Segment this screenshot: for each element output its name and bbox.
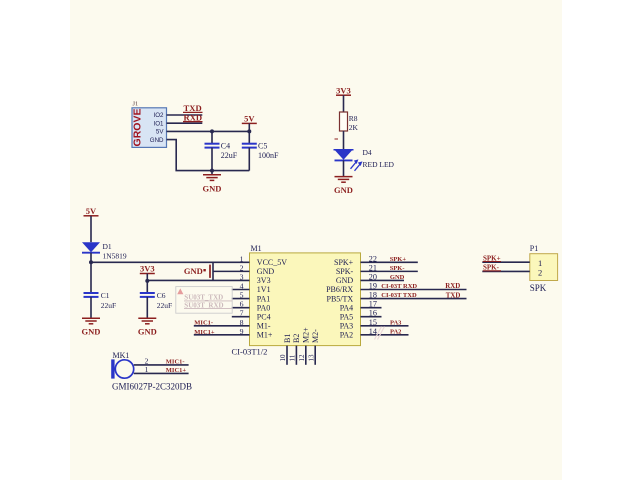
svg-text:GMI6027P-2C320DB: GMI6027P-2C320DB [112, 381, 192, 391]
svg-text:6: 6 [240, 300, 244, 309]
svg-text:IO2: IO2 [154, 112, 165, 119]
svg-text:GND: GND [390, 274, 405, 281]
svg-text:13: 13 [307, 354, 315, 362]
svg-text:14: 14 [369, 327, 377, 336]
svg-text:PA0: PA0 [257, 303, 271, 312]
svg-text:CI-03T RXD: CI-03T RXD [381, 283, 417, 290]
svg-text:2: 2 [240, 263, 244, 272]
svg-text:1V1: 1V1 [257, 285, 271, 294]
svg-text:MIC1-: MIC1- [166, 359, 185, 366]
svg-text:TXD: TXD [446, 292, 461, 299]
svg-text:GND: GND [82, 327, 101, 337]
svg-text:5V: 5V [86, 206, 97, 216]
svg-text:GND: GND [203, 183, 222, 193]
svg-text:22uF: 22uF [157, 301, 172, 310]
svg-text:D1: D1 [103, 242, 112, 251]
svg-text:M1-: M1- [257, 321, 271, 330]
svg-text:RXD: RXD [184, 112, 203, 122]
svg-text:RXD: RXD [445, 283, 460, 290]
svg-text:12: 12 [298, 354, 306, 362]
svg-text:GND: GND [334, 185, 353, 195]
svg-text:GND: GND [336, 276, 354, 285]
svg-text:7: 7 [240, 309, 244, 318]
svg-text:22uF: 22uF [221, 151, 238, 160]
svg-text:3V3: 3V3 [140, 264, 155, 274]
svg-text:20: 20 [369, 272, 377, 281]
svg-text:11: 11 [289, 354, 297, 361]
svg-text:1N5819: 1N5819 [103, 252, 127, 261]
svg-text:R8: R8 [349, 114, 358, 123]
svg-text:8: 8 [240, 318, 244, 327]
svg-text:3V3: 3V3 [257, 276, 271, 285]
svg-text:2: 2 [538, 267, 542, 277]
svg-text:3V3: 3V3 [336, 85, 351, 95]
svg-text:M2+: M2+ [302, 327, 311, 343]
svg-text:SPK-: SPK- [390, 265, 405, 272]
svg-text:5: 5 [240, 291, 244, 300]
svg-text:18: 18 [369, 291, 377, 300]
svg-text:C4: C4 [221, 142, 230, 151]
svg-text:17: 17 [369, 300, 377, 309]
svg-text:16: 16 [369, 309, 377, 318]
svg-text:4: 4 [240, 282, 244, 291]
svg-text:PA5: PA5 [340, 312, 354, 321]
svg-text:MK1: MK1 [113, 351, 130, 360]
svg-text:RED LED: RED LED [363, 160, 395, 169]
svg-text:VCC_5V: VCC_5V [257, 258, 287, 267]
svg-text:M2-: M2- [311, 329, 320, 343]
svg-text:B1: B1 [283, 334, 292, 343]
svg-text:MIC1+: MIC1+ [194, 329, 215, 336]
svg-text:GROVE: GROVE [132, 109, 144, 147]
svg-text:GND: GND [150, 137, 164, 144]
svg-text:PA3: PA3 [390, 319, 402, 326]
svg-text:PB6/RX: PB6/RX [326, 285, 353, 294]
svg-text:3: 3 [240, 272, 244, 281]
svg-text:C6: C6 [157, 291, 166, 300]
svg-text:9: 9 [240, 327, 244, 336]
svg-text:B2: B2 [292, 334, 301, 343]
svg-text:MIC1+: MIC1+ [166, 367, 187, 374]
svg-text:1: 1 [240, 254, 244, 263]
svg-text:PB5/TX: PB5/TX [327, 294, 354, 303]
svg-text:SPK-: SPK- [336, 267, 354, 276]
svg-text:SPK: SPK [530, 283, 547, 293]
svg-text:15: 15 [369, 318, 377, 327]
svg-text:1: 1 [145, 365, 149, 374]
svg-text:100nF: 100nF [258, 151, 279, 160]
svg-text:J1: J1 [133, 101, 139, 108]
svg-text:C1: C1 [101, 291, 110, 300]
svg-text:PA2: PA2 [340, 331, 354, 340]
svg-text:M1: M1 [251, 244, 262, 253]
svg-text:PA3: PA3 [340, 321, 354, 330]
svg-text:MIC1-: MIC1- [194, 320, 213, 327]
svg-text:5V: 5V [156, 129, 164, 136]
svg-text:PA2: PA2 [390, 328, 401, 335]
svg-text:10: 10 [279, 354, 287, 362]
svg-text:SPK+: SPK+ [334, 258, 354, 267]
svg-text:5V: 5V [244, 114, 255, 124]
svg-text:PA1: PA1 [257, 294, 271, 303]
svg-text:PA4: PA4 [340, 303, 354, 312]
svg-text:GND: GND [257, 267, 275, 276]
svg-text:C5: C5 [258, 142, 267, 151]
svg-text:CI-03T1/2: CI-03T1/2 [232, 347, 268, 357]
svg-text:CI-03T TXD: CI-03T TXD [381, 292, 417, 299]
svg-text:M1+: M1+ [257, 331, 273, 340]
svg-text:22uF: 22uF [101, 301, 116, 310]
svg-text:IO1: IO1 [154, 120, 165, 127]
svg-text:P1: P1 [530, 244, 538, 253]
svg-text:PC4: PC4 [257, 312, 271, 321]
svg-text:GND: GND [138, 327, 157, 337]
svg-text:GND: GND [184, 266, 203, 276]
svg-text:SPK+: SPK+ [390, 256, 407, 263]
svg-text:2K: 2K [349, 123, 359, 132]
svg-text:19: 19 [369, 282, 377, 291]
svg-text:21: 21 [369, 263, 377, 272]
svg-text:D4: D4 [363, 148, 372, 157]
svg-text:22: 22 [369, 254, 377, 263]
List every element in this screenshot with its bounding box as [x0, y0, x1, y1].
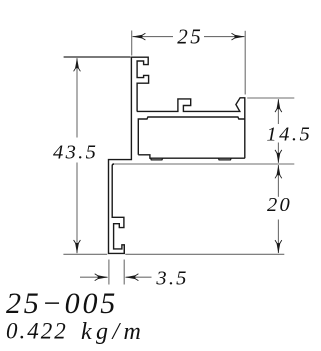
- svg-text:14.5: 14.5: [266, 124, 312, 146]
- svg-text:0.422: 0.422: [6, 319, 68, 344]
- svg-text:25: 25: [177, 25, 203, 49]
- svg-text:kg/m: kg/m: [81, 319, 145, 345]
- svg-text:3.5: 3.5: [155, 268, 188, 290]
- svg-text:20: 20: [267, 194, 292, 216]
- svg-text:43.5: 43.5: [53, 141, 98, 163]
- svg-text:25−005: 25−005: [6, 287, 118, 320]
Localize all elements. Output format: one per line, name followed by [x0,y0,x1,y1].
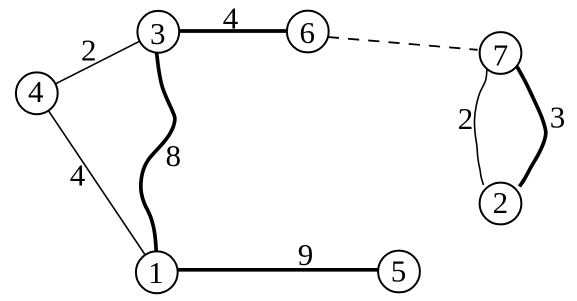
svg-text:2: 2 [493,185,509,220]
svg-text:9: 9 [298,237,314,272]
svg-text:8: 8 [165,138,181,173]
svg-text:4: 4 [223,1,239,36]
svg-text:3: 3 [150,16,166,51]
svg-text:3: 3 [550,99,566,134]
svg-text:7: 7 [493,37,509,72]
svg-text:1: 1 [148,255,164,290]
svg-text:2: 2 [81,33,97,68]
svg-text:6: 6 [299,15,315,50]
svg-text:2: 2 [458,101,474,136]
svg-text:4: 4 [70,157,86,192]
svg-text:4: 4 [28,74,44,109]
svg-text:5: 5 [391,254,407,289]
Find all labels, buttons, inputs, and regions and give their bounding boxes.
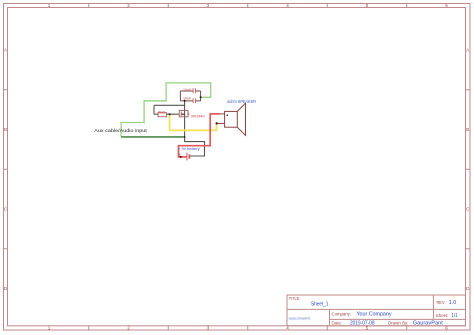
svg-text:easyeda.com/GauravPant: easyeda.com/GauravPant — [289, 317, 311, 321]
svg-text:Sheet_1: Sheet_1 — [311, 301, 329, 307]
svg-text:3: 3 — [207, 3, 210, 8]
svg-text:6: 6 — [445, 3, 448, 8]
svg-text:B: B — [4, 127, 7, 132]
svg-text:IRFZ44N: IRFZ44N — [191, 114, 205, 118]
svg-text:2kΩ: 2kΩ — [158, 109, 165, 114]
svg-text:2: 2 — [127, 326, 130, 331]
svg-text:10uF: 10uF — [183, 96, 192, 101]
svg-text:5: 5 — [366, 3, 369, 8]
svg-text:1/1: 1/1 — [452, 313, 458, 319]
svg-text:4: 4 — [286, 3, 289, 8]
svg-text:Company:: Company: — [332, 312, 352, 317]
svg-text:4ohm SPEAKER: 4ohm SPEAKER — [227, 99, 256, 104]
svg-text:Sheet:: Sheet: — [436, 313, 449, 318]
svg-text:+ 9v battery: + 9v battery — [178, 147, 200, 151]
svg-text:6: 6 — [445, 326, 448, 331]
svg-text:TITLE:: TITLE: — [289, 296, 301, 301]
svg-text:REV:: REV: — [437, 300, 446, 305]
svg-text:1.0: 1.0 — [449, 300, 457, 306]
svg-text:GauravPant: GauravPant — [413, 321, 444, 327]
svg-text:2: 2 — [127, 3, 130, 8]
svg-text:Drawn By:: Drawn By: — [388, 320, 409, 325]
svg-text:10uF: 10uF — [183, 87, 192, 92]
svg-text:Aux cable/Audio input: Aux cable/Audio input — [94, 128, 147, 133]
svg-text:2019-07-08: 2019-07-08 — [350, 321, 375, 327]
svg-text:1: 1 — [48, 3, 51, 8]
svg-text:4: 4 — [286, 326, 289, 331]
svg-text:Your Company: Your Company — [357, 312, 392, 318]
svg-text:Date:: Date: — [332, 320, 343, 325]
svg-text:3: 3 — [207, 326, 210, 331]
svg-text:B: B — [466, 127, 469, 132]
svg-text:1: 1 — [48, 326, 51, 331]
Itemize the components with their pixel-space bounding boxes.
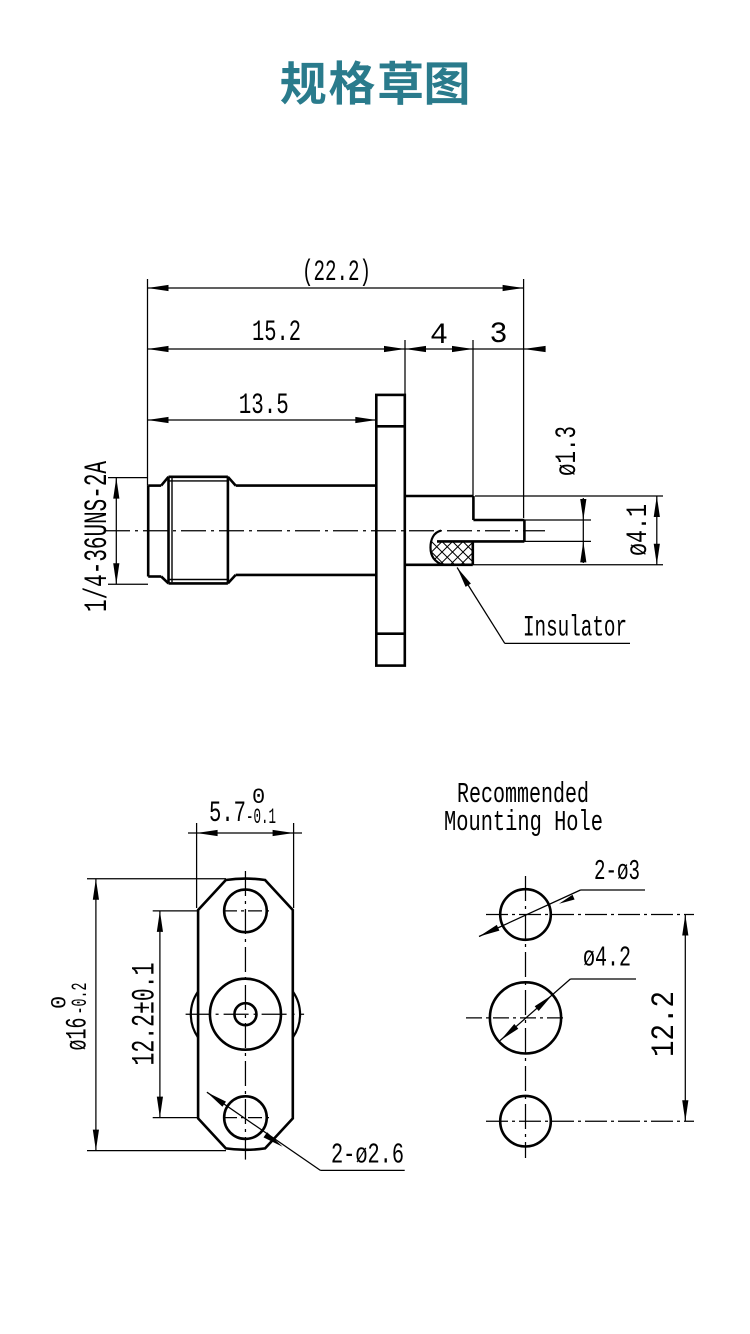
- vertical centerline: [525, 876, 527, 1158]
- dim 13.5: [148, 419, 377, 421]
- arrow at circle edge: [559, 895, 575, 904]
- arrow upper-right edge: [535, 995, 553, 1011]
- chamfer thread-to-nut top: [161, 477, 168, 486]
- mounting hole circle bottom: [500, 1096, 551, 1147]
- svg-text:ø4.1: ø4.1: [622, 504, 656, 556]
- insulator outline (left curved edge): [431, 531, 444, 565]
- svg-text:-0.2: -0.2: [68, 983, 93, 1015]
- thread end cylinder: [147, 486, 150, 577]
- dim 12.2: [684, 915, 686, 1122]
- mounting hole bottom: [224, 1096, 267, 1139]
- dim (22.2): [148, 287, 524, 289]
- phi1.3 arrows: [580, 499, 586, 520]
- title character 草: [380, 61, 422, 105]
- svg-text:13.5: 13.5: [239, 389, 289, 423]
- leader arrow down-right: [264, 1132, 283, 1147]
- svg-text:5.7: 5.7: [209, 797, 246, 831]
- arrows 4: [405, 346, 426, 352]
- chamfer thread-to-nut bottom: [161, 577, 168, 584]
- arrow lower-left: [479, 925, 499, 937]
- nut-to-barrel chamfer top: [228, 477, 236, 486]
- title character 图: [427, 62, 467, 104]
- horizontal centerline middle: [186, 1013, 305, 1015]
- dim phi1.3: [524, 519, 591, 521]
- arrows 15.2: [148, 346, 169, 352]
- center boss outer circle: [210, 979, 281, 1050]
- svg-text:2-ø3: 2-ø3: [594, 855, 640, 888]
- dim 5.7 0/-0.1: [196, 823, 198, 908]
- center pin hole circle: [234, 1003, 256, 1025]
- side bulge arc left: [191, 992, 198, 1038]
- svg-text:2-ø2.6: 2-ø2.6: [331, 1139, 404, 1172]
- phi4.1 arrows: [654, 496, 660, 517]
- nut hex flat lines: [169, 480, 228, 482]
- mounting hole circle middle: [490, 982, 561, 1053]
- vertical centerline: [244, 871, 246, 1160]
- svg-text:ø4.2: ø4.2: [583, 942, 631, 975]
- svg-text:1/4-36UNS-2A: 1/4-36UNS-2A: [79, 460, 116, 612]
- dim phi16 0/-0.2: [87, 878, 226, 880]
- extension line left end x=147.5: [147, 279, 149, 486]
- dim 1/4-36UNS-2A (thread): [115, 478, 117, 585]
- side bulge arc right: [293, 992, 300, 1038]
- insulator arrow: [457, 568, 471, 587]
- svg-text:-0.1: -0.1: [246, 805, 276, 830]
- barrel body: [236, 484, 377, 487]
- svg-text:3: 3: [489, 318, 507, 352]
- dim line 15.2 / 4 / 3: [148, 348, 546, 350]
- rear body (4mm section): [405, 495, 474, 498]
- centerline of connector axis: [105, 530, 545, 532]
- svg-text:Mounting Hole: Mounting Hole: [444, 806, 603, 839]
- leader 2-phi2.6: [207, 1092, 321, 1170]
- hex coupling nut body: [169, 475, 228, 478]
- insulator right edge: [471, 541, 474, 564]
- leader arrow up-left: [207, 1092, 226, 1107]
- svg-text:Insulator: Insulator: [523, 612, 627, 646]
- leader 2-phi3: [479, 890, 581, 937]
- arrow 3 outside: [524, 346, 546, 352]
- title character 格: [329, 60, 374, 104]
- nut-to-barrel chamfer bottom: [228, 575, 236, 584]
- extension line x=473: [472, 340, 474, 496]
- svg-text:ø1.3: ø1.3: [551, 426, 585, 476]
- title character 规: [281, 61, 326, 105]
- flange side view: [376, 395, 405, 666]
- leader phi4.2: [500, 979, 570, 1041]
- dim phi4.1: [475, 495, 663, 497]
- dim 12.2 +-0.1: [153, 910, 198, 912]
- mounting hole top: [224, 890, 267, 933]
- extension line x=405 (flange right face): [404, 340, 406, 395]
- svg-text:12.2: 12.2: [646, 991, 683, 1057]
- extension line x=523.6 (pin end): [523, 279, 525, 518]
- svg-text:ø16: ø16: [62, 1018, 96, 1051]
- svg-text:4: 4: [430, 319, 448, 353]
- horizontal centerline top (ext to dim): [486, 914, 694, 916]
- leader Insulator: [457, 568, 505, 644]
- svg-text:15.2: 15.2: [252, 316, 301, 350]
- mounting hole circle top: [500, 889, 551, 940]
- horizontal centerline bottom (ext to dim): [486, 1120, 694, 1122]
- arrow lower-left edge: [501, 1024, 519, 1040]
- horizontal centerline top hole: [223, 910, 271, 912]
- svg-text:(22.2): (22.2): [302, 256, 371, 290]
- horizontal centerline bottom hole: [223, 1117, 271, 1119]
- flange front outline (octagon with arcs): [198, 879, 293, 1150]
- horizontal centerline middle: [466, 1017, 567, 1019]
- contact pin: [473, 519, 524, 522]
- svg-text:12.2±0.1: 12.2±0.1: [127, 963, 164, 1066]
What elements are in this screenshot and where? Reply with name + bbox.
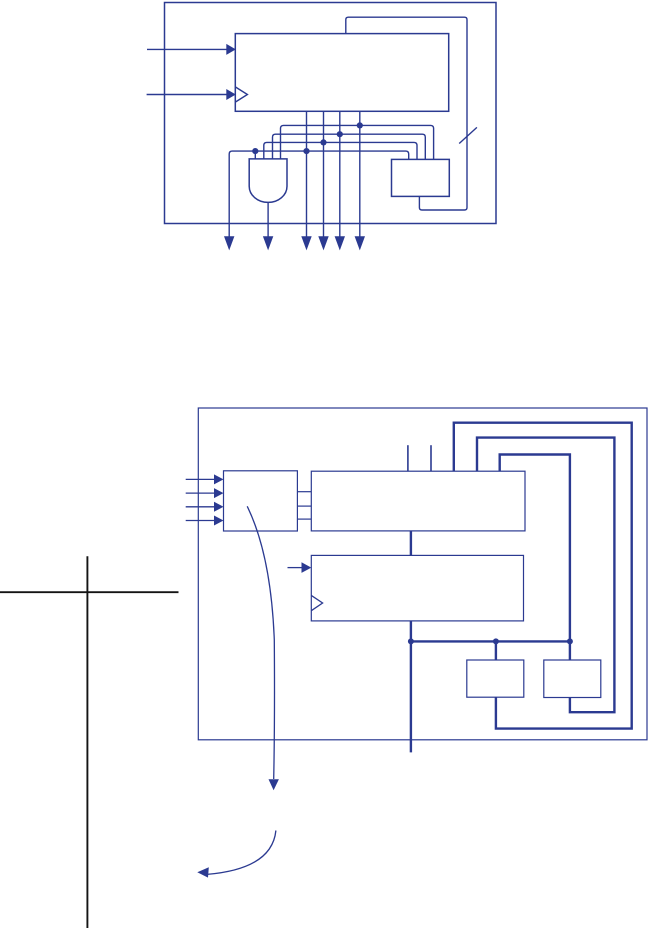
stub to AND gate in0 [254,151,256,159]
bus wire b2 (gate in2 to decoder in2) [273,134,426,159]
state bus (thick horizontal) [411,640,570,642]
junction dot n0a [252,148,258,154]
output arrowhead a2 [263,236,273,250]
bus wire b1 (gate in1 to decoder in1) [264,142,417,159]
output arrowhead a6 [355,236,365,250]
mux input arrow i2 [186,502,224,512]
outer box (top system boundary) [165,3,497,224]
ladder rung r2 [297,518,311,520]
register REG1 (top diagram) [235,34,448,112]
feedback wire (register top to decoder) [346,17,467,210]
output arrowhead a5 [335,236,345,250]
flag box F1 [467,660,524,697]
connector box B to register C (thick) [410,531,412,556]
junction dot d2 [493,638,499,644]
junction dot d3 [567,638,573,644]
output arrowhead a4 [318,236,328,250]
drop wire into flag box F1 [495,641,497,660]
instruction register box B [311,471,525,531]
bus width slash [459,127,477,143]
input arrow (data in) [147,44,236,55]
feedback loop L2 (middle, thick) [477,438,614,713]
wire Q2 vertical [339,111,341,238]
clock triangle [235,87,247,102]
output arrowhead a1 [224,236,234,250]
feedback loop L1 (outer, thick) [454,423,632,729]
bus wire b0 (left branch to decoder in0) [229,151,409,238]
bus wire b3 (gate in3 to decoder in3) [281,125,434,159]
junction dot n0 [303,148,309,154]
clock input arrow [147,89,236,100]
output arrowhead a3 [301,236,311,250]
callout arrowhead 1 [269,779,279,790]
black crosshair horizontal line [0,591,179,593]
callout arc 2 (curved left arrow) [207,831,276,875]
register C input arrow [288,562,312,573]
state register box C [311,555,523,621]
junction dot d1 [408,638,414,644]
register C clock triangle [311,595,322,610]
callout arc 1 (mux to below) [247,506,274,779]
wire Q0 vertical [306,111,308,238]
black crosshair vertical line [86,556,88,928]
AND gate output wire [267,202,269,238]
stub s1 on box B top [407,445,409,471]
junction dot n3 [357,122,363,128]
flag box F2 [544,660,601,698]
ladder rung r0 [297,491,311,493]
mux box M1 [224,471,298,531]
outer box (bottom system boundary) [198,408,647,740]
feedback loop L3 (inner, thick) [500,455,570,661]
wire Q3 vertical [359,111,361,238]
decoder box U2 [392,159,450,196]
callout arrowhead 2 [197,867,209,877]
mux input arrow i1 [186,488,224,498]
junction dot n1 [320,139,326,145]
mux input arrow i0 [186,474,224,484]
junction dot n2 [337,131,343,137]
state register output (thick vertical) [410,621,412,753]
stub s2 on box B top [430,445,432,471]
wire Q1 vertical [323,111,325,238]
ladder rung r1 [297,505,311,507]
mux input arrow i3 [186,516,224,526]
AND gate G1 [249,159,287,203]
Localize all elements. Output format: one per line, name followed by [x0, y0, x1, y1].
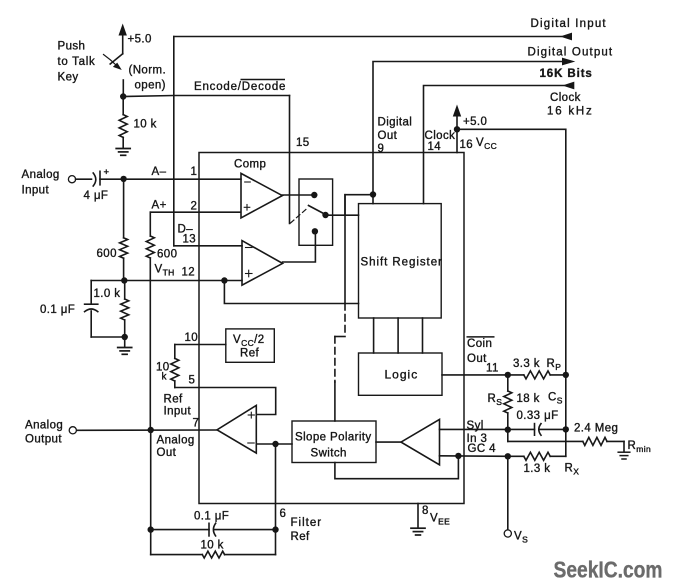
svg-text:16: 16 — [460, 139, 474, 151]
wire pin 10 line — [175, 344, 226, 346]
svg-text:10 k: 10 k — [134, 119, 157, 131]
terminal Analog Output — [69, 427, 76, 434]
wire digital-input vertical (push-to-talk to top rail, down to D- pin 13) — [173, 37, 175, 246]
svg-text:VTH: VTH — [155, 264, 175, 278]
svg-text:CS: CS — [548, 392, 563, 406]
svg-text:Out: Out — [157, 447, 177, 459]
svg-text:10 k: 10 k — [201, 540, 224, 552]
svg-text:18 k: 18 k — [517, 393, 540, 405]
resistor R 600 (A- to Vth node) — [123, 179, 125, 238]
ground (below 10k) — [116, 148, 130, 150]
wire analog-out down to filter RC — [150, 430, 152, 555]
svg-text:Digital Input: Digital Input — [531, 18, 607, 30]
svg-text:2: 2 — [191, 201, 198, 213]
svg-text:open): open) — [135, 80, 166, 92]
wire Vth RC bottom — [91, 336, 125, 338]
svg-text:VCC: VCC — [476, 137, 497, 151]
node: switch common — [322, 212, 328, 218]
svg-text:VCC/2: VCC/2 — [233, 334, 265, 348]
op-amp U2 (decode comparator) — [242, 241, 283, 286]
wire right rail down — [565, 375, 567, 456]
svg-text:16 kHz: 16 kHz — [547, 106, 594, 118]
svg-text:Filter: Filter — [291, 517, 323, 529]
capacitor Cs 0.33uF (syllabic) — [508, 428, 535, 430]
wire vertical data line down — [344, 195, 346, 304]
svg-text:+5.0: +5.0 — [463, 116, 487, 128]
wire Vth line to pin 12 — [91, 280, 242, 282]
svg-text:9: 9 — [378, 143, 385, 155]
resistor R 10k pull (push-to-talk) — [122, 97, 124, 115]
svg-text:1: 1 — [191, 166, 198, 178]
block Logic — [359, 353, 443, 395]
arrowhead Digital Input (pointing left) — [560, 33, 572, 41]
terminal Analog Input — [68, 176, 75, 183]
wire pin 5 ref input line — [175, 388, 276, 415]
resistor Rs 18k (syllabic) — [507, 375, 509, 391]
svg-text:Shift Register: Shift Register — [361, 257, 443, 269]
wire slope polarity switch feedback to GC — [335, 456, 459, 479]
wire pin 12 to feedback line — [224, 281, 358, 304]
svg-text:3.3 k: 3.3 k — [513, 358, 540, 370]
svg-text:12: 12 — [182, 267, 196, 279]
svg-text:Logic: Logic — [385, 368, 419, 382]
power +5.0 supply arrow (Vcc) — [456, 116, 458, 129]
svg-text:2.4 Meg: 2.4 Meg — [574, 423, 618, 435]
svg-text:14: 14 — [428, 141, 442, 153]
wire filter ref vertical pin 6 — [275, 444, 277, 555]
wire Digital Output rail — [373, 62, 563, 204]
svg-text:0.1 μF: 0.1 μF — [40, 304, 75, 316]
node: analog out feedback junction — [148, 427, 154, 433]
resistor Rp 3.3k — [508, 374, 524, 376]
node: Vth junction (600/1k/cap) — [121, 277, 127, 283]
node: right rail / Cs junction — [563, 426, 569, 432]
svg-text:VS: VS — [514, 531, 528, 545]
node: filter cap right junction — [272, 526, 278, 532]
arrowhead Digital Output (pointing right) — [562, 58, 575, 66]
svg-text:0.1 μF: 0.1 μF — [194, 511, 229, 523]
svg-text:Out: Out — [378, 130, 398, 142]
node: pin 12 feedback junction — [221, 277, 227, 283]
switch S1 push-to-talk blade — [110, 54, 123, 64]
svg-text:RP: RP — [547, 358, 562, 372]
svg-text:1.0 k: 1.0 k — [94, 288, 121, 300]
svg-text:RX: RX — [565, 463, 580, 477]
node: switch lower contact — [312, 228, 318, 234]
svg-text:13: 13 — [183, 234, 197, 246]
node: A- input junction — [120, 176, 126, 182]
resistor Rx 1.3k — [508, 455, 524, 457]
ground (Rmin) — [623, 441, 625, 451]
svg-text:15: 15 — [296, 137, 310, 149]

= = =

* Task requirements
Can you rewrite the records between the line holding "svg-text:easyeda.com/GauravPant: easyeda.com/GauravPant —" and the line holding "svg-text:4ohm SPEAKER: 4ohm", inclusive, with "IRFZ44N" changed to "IRF540N" and nothing else altered?

* Output of the exercise
svg-text:easyeda.com/GauravPant: easyeda.com/GauravPant — [289, 317, 311, 321]
svg-text:Sheet_1: Sheet_1 — [311, 301, 329, 307]
svg-text:3: 3 — [207, 3, 210, 8]
svg-text:6: 6 — [445, 3, 448, 8]
svg-text:B: B — [4, 127, 7, 132]
svg-text:IRF540N: IRF540N — [191, 114, 205, 118]
svg-text:2kΩ: 2kΩ — [158, 109, 165, 114]
svg-text:2: 2 — [127, 326, 130, 331]
svg-text:10uF: 10uF — [183, 96, 192, 101]
svg-text:5: 5 — [366, 3, 369, 8]
svg-text:1/1: 1/1 — [452, 313, 458, 319]
svg-text:4: 4 — [286, 3, 289, 8]
svg-text:Company:: Company: — [332, 312, 352, 317]
svg-text:4ohm SPEAKER: 4ohm SPEAKER — [227, 99, 256, 104]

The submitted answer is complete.